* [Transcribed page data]
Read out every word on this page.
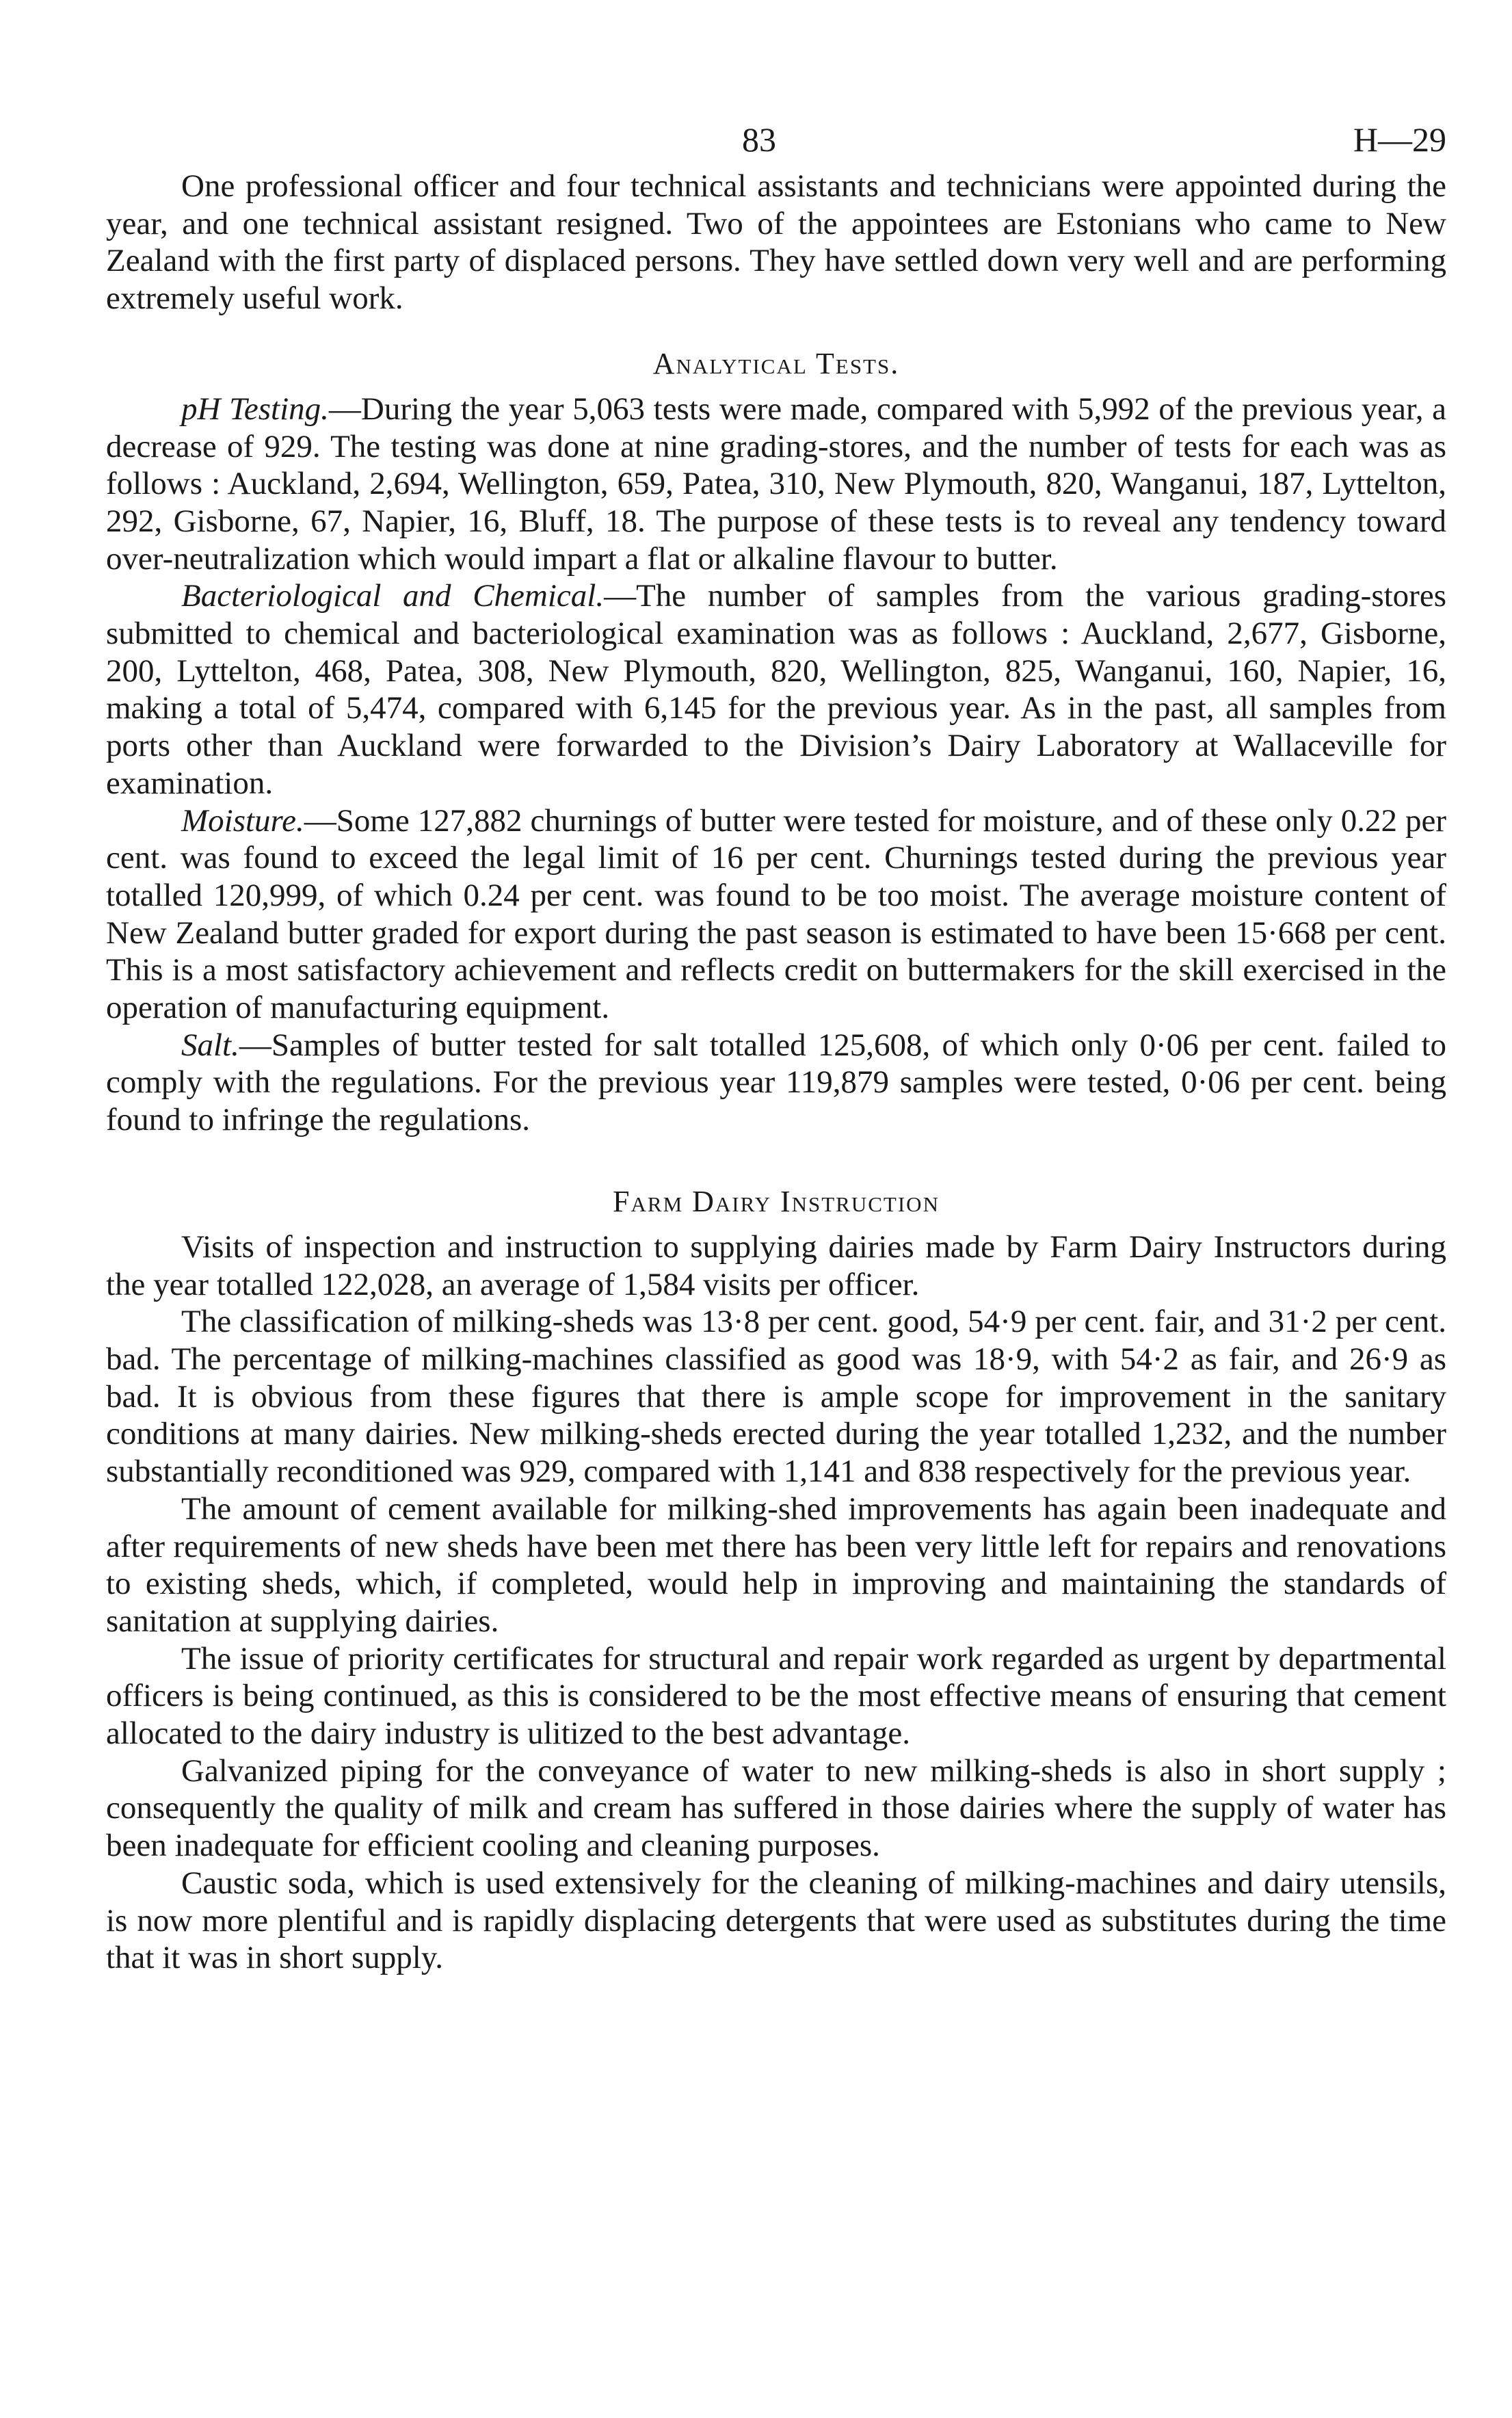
83	H—29

One professional officer and four technical assistants and technicians were appointed during the year, and one technical assistant resigned. Two of the appointees are Estonians who came to New Zealand with the first party of displaced persons. They have settled down very well and are performing extremely useful work.

Analytical Tests.

pH Testing.—During the year 5,063 tests were made, compared with 5,992 of the previous year, a decrease of 929. The testing was done at nine grading-stores, and the number of tests for each was as follows : Auckland, 2,694, Wellington, 659, Patea, 310, New Plymouth, 820, Wanganui, 187, Lyttelton, 292, Gisborne, 67, Napier, 16, Bluff, 18. The purpose of these tests is to reveal any tendency toward over-neutralization which would impart a flat or alkaline flavour to butter.

Bacteriological and Chemical.—The number of samples from the various grading-stores submitted to chemical and bacteriological examination was as follows : Auckland, 2,677, Gisborne, 200, Lyttelton, 468, Patea, 308, New Plymouth, 820, Wellington, 825, Wanganui, 160, Napier, 16, making a total of 5,474, compared with 6,145 for the previous year. As in the past, all samples from ports other than Auckland were forwarded to the Division’s Dairy Laboratory at Wallaceville for examination.

Moisture.—Some 127,882 churnings of butter were tested for moisture, and of these only 0.22 per cent. was found to exceed the legal limit of 16 per cent. Churnings tested during the previous year totalled 120,999, of which 0.24 per cent. was found to be too moist. The average moisture content of New Zealand butter graded for export during the past season is estimated to have been 15·668 per cent. This is a most satisfactory achievement and reflects credit on buttermakers for the skill exercised in the operation of manufacturing equipment.

Salt.—Samples of butter tested for salt totalled 125,608, of which only 0·06 per cent. failed to comply with the regulations. For the previous year 119,879 samples were tested, 0·06 per cent. being found to infringe the regulations.

Farm Dairy Instruction

Visits of inspection and instruction to supplying dairies made by Farm Dairy Instructors during the year totalled 122,028, an average of 1,584 visits per officer.

The classification of milking-sheds was 13·8 per cent. good, 54·9 per cent. fair, and 31·2 per cent. bad. The percentage of milking-machines classified as good was 18·9, with 54·2 as fair, and 26·9 as bad. It is obvious from these figures that there is ample scope for improvement in the sanitary conditions at many dairies. New milking-sheds erected during the year totalled 1,232, and the number substantially reconditioned was 929, compared with 1,141 and 838 respectively for the previous year.

The amount of cement available for milking-shed improvements has again been inadequate and after requirements of new sheds have been met there has been very little left for repairs and renovations to existing sheds, which, if completed, would help in improving and maintaining the standards of sanitation at supplying dairies.

The issue of priority certificates for structural and repair work regarded as urgent by departmental officers is being continued, as this is considered to be the most effective means of ensuring that cement allocated to the dairy industry is ulitized to the best advantage.

Galvanized piping for the conveyance of water to new milking-sheds is also in short supply ; consequently the quality of milk and cream has suffered in those dairies where the supply of water has been inadequate for efficient cooling and cleaning purposes.

Caustic soda, which is used extensively for the cleaning of milking-machines and dairy utensils, is now more plentiful and is rapidly displacing detergents that were used as substitutes during the time that it was in short supply.
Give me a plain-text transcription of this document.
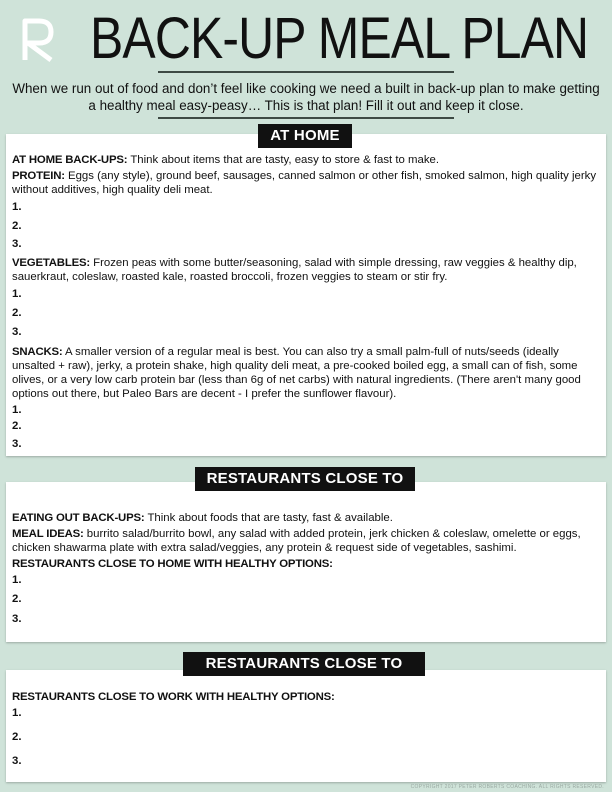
BACK-UP MEAL PLAN
When we run out of food and don’t feel like cooking we need a built in back-up plan to make getting a healthy meal easy-peasy… This is that plan! Fill it out and keep it close.
AT HOME BACK-UPS: Think about items that are tasty, easy to store & fast to make.
PROTEIN: Eggs (any style), ground beef, sausages, canned salmon or other fish, smoked salmon, high quality jerky without additives, high quality deli meat.
1.
2.
3.
VEGETABLES: Frozen peas with some butter/seasoning, salad with simple dressing, raw veggies & healthy dip, sauerkraut, coleslaw, roasted kale, roasted broccoli, frozen veggies to steam or stir fry.
1.
2.
3.
SNACKS: A smaller version of a regular meal is best. You can also try a small palm-full of nuts/seeds (ideally unsalted + raw), jerky, a protein shake, high quality deli meat, a pre-cooked boiled egg, a small can of fish, some olives, or a very low carb protein bar (less than 6g of net carbs) with natural ingredients. (There aren't many good options out there, but Paleo Bars are decent - I prefer the sunflower flavour).
1.
2.
3.
AT HOME
EATING OUT BACK-UPS: Think about foods that are tasty, fast & available.
MEAL IDEAS: burrito salad/burrito bowl, any salad with added protein, jerk chicken & coleslaw, omelette or eggs, chicken shawarma plate with extra salad/veggies, any protein & request side of vegetables, sashimi.
RESTAURANTS CLOSE TO HOME WITH HEALTHY OPTIONS:
1.
2.
3.
RESTAURANTS CLOSE TO HOME
RESTAURANTS CLOSE TO WORK WITH HEALTHY OPTIONS:
1.
2.
3.
RESTAURANTS CLOSE TO WORK
COPYRIGHT 2017 PETER ROBERTS COACHING. ALL RIGHTS RESERVED.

* [WORK TO BE COMPLETED] What lines above hold the word "HOME"? Pull each one out.

* [OUTPUT BELOW]
AT HOME BACK-UPS: Think about items that are tasty, easy to store & fast to make.
AT HOME
RESTAURANTS CLOSE TO HOME WITH HEALTHY OPTIONS:
RESTAURANTS CLOSE TO HOME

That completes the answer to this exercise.